▶ [Stored data]:
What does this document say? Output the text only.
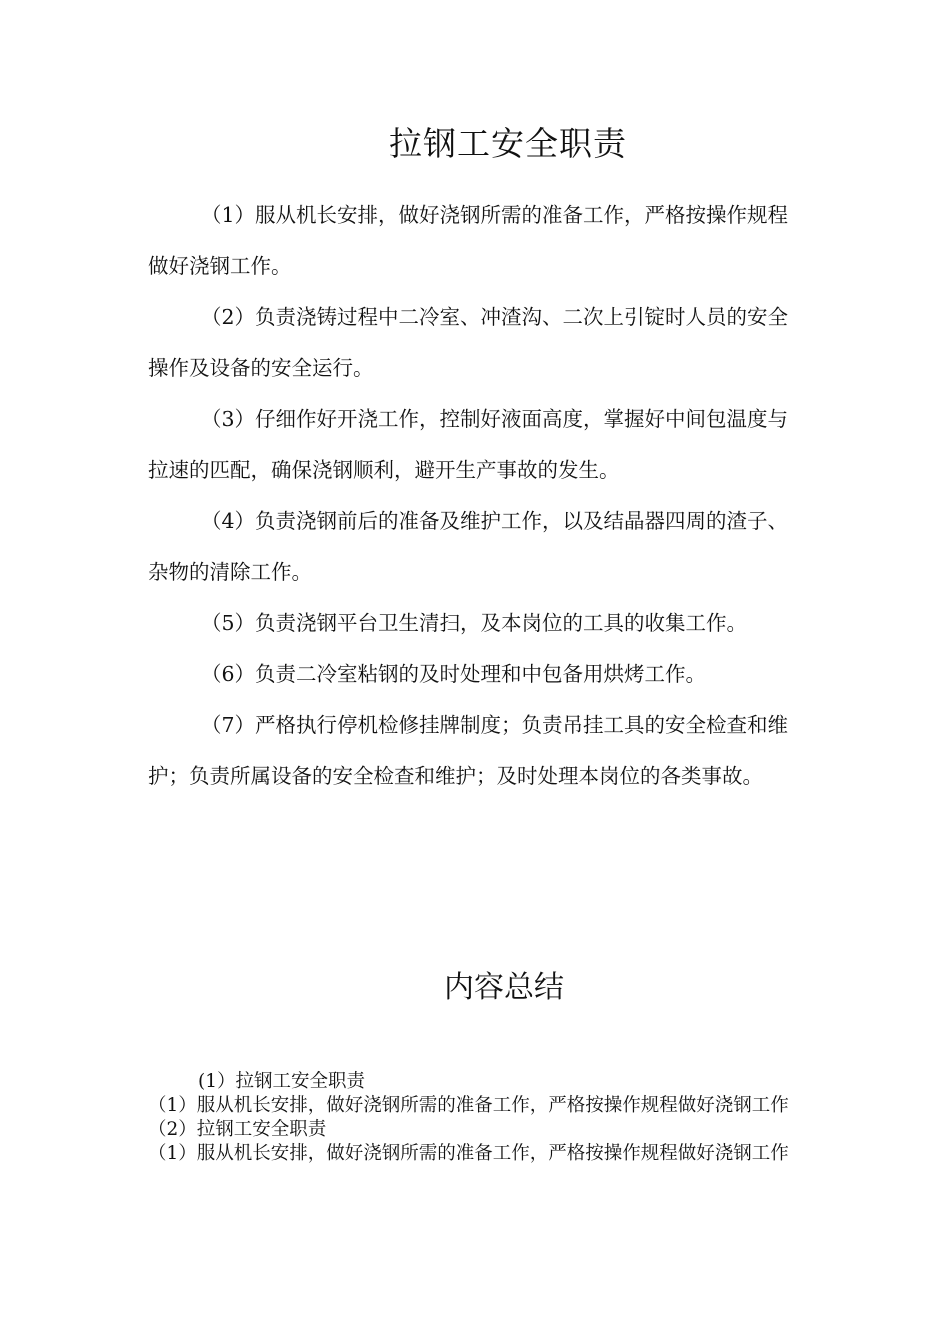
拉钢工安全职责

（1）服从机长安排，做好浇钢所需的准备工作，严格按操作规程做好浇钢工作。

（2）负责浇铸过程中二冷室、冲渣沟、二次上引锭时人员的安全操作及设备的安全运行。

（3）仔细作好开浇工作，控制好液面高度，掌握好中间包温度与拉速的匹配，确保浇钢顺利，避开生产事故的发生。

（4）负责浇钢前后的准备及维护工作，以及结晶器四周的渣子、杂物的清除工作。

（5）负责浇钢平台卫生清扫，及本岗位的工具的收集工作。

（6）负责二冷室粘钢的及时处理和中包备用烘烤工作。

（7）严格执行停机检修挂牌制度；负责吊挂工具的安全检查和维护；负责所属设备的安全检查和维护；及时处理本岗位的各类事故。

内容总结

(1）拉钢工安全职责

（1）服从机长安排，做好浇钢所需的准备工作，严格按操作规程做好浇钢工作

（2）拉钢工安全职责

（1）服从机长安排，做好浇钢所需的准备工作，严格按操作规程做好浇钢工作
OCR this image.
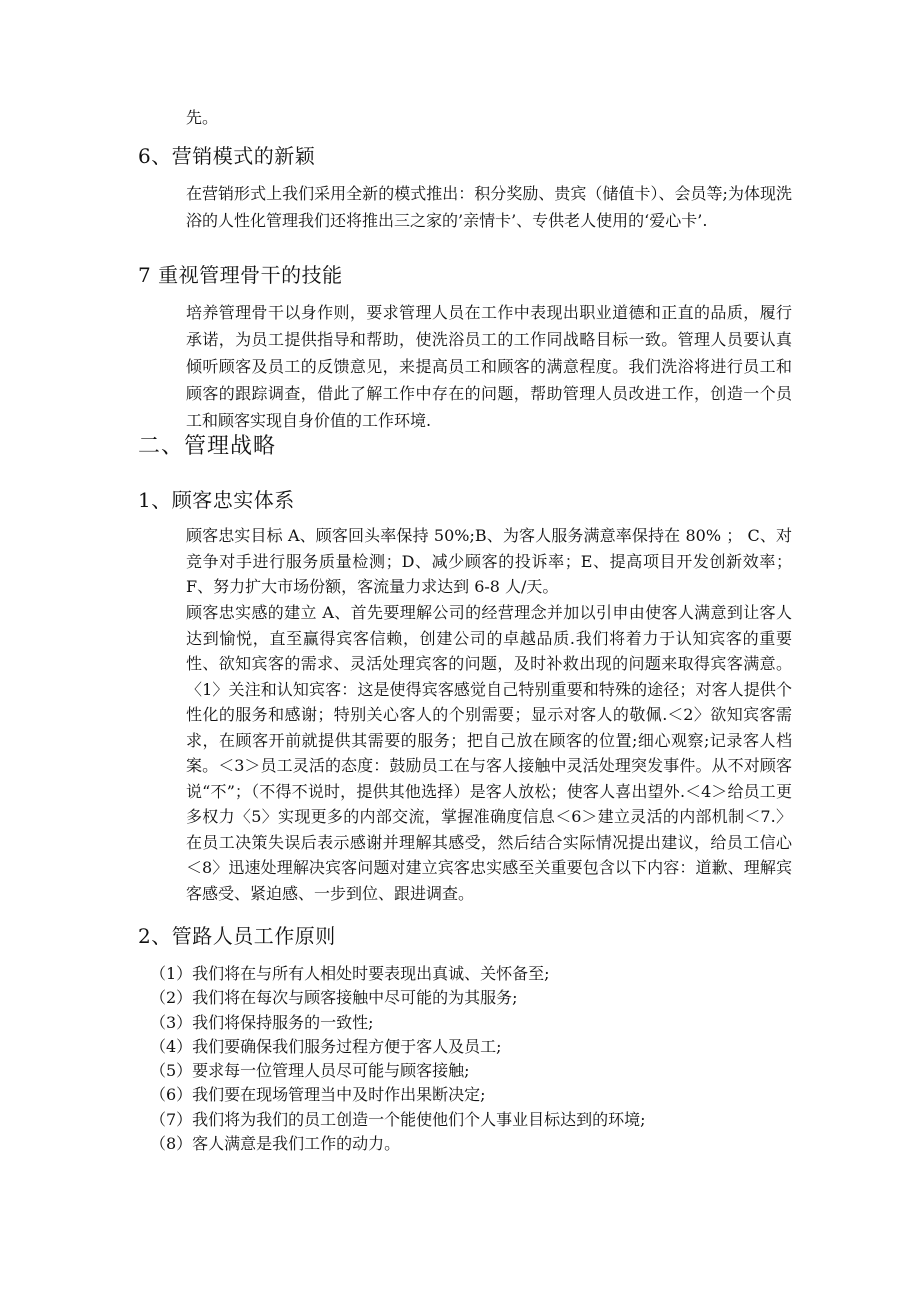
先。
6、营销模式的新颖
在营销形式上我们采用全新的模式推出：积分奖励、贵宾（储值卡）、会员等;为体现洗浴的人性化管理我们还将推出三之家的’亲情卡’、专供老人使用的‘爱心卡’.
7 重视管理骨干的技能
培养管理骨干以身作则，要求管理人员在工作中表现出职业道德和正直的品质，履行承诺，为员工提供指导和帮助，使洗浴员工的工作同战略目标一致。管理人员要认真倾听顾客及员工的反馈意见，来提高员工和顾客的满意程度。我们洗浴将进行员工和顾客的跟踪调查，借此了解工作中存在的问题，帮助管理人员改进工作，创造一个员工和顾客实现自身价值的工作环境.
二、管理战略
1、顾客忠实体系
顾客忠实目标 A、顾客回头率保持 50%;B、为客人服务满意率保持在 80% ； C、对竞争对手进行服务质量检测；D、减少顾客的投诉率；E、提高项目开发创新效率；F、努力扩大市场份额，客流量力求达到 6-8 人/天。
顾客忠实感的建立 A、首先要理解公司的经营理念并加以引申由使客人满意到让客人达到愉悦，直至赢得宾客信赖，创建公司的卓越品质.我们将着力于认知宾客的重要性、欲知宾客的需求、灵活处理宾客的问题，及时补救出现的问题来取得宾客满意。〈1〉关注和认知宾客：这是使得宾客感觉自己特别重要和特殊的途径；对客人提供个性化的服务和感谢；特别关心客人的个别需要；显示对客人的敬佩.＜2〉欲知宾客需求，在顾客开前就提供其需要的服务；把自己放在顾客的位置;细心观察;记录客人档案。＜3＞员工灵活的态度：鼓励员工在与客人接触中灵活处理突发事件。从不对顾客说“不”；（不得不说时，提供其他选择）是客人放松；使客人喜出望外.＜4＞给员工更多权力〈5〉实现更多的内部交流，掌握准确度信息＜6＞建立灵活的内部机制＜7.〉在员工决策失误后表示感谢并理解其感受，然后结合实际情况提出建议，给员工信心＜8〉迅速处理解决宾客问题对建立宾客忠实感至关重要包含以下内容：道歉、理解宾客感受、紧迫感、一步到位、跟进调查。
2、管路人员工作原则
（1）我们将在与所有人相处时要表现出真诚、关怀备至;
（2）我们将在每次与顾客接触中尽可能的为其服务;
（3）我们将保持服务的一致性;
（4）我们要确保我们服务过程方便于客人及员工;
（5）要求每一位管理人员尽可能与顾客接触;
（6）我们要在现场管理当中及时作出果断决定;
（7）我们将为我们的员工创造一个能使他们个人事业目标达到的环境;
（8）客人满意是我们工作的动力。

▶ [WRITTEN PROBLEM]: Please retype, exactly and with the pictures left out, the lines from the line containing "OCR this image." through the last line of the records above.

▶ [ANSWER IN FULL]:
OCR this image.
先。
6、营销模式的新颖
在营销形式上我们采用全新的模式推出：积分奖励、贵宾（储值卡）、会员等;为体现洗浴的人性化管理我们还将推出三之家的’亲情卡’、专供老人使用的‘爱心卡’.
7 重视管理骨干的技能
培养管理骨干以身作则，要求管理人员在工作中表现出职业道德和正直的品质，履行承诺，为员工提供指导和帮助，使洗浴员工的工作同战略目标一致。管理人员要认真倾听顾客及员工的反馈意见，来提高员工和顾客的满意程度。我们洗浴将进行员工和顾客的跟踪调查，借此了解工作中存在的问题，帮助管理人员改进工作，创造一个员工和顾客实现自身价值的工作环境.
二、管理战略
1、顾客忠实体系
顾客忠实目标 A、顾客回头率保持 50%;B、为客人服务满意率保持在 80% ； C、对竞争对手进行服务质量检测；D、减少顾客的投诉率；E、提高项目开发创新效率；F、努力扩大市场份额，客流量力求达到 6-8 人/天。
顾客忠实感的建立 A、首先要理解公司的经营理念并加以引申由使客人满意到让客人达到愉悦，直至赢得宾客信赖，创建公司的卓越品质.我们将着力于认知宾客的重要性、欲知宾客的需求、灵活处理宾客的问题，及时补救出现的问题来取得宾客满意。〈1〉关注和认知宾客：这是使得宾客感觉自己特别重要和特殊的途径；对客人提供个性化的服务和感谢；特别关心客人的个别需要；显示对客人的敬佩.＜2〉欲知宾客需求，在顾客开前就提供其需要的服务；把自己放在顾客的位置;细心观察;记录客人档案。＜3＞员工灵活的态度：鼓励员工在与客人接触中灵活处理突发事件。从不对顾客说“不”；（不得不说时，提供其他选择）是客人放松；使客人喜出望外.＜4＞给员工更多权力〈5〉实现更多的内部交流，掌握准确度信息＜6＞建立灵活的内部机制＜7.〉在员工决策失误后表示感谢并理解其感受，然后结合实际情况提出建议，给员工信心＜8〉迅速处理解决宾客问题对建立宾客忠实感至关重要包含以下内容：道歉、理解宾客感受、紧迫感、一步到位、跟进调查。
2、管路人员工作原则
（1）我们将在与所有人相处时要表现出真诚、关怀备至;
（2）我们将在每次与顾客接触中尽可能的为其服务;
（3）我们将保持服务的一致性;
（4）我们要确保我们服务过程方便于客人及员工;
（5）要求每一位管理人员尽可能与顾客接触;
（6）我们要在现场管理当中及时作出果断决定;
（7）我们将为我们的员工创造一个能使他们个人事业目标达到的环境;
（8）客人满意是我们工作的动力。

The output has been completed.